## SELECTED TEXT
* * * * * * *

On Mon, 04 Apr 2016 11:05:43 +0200, George Dunlap wrote:
On 02/04/16 13:57, Andy Lutomirski wrote:
On Fri, Apr 1, 2016 at 10:33 PM, Takashi Iwai tiwai@suse.de wrote:
On Sat, 02 Apr 2016 00:28:31 +0200, Luis R. Rodriguez wrote:
If the former, could a we somehow detect an emulated device other than through this type of check ? Or could we *add* a capability of some sort to detect it on the driver ? This would not address the removal, but it could mean finding a way to address emulation issues.
If its an IO issue -- exactly what is the causing the delays in IO ?
Luis, there is no problem about emulation itself. It's rather an optimization to lighten the host side load, as I/O access on a VM is much heavier.
> This is satisfied mostly only on VM, and can't > be measured easily unlike the IO read speed.
Interesting, note the original patch claimed it was for KVM and Parallels hypervisor only, but since the code uses:
+#if defined(__i386__) || defined(__x86_64__)
inside_vm = inside_vm || boot_cpu_has(X86_FEATURE_HYPERVISOR);
+#endif
This makes it apply also to Xen as well, this makes this hack more broad, but does is it only applicable when an emulated device is used ? What about if a hypervisor is used and PCI passthrough is used ?
A good question. Xen was added there at the time from positive results by quick tests, but it might show an issue if it's running on a very old chip with PCI passthrough. But I'm not sure whether PCI passthrough would work on such old chipsets at all.
If it did have an issue then that would have to be special cased, that is the module parameter would not need to be enabled for such type of systems, and heuristics would be needed. As you note, fortunately this may not be common though...
Actually this *is* module parametered. If set to a boolean value, it can be applied / skipped forcibly. So, if there has been a problem on Xen, this should have been reported. That's why I wrote it's no common case. This comes from the real experience.
but if this type of work around may be taken as a precedent to enable other types of hacks in other drivers I'm very fearful of more hacks later needing these considerations as well.
>> There are a pile of nonsensical "are we in a VM" checks of various >> sorts scattered throughout the kernel, they're all a mess to maintain >> (there are lots of kinds of VMs in the world, and Linux may not even >> know it's a guest), and, in most cases, it appears that the correct >> solution is to delete the checks. I just removed a nasty one in the >> x86_32 entry asm, and this one is written in C so it should be a piece >> of cake :) > > This cake looks sweet, but a worm is hidden behind the cream. > The loop in the code itself is already a kludge for the buggy hardware > where the inconsistent read happens not so often (only at the boundary > and in a racy way). It would be nice if we can have a more reliably > way to know the hardware buggyness, but it's difficult, > unsurprisingly.

* * * * * * *

## DATA SEGMENT
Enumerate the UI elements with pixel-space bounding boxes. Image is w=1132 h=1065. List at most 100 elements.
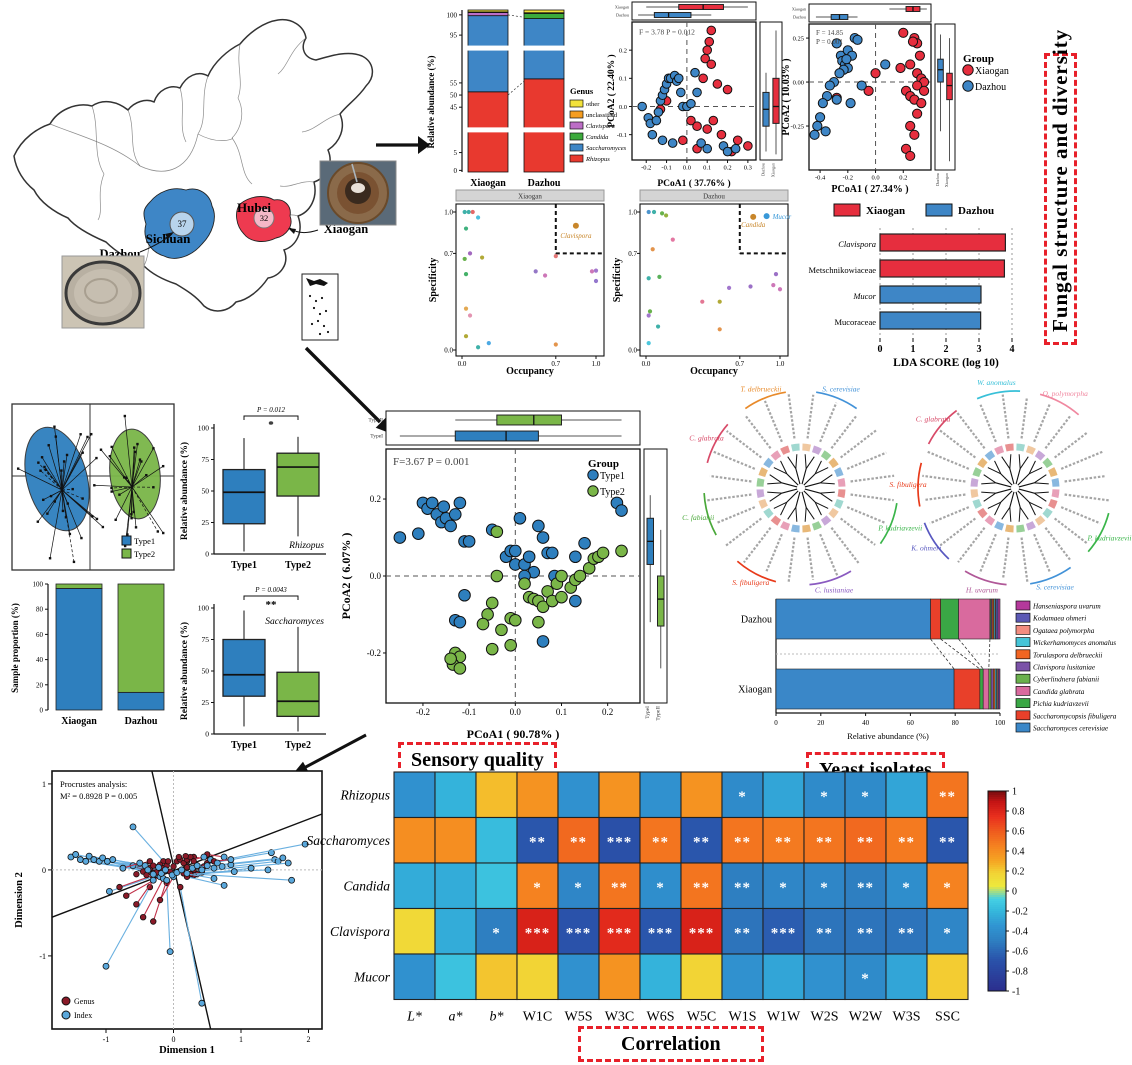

* * * * * * *

## PROBLEMS
1. In the inside_vm mailing-list thread, what reason is given for calling the VM check an optimization?
2. Carry on the inside_vm mailing-list thread from the point where it stops.

## ANSWERS FOR THE TASKS
1. It lightens the load on the host side, because I/O access on a VM is much heavier.

2.
The concern here is setting precedents for VM cases sprinkled in the kernel. The assumption here is such special cases are really paper'ing over another type of issue, so its best to ultimately try to root cause the issue in a more generalized fashion.
Well, it's rather bare metal that shows the buggy behavior, thus we need to paper over it. In that sense, it's other way round; we don't tune for VM. The VM check we're discussing is rather for skipping the strange workaround.
What is it exactly about a VM that enables this work around to be skipped? I don't quite get it yet.
VM -- at least the full one with the sound hardware emulation -- doesn't have the hardware bug. So, the check isn't needed.
Here's the issue, though: asking "am I in a VM" is not a good way to learn properties of hardware. Just off the top of my head, here are some types of VM and what they might imply about hardware:
Intel Kernel Guard: your sound card is passed through from real hardware.
Xen: could go either way. In dom0, it's likely passed through. In domU, it could be passed through or emulated, and I believe this is the case for all of the Xen variants.
KVM: Probably emulated, but could be passed through.
I'm not sure exactly why I was CC'd into this thread, but this is an important point -- even if you're running in a VM, you may actually have direct un-emulated IO access to a real (buggy) piece of hardware; in which case it sounds like you still need the work-around. So boot_cpu_has(X86_FEATURE_HYPERVISOR) is probably not the right check.
The VM check is kept there only to show a kernel message; in case where a similar issue is seen on another VM, user may notice more easily by that. The VM check itself doesn't change any kernel behavior any longer.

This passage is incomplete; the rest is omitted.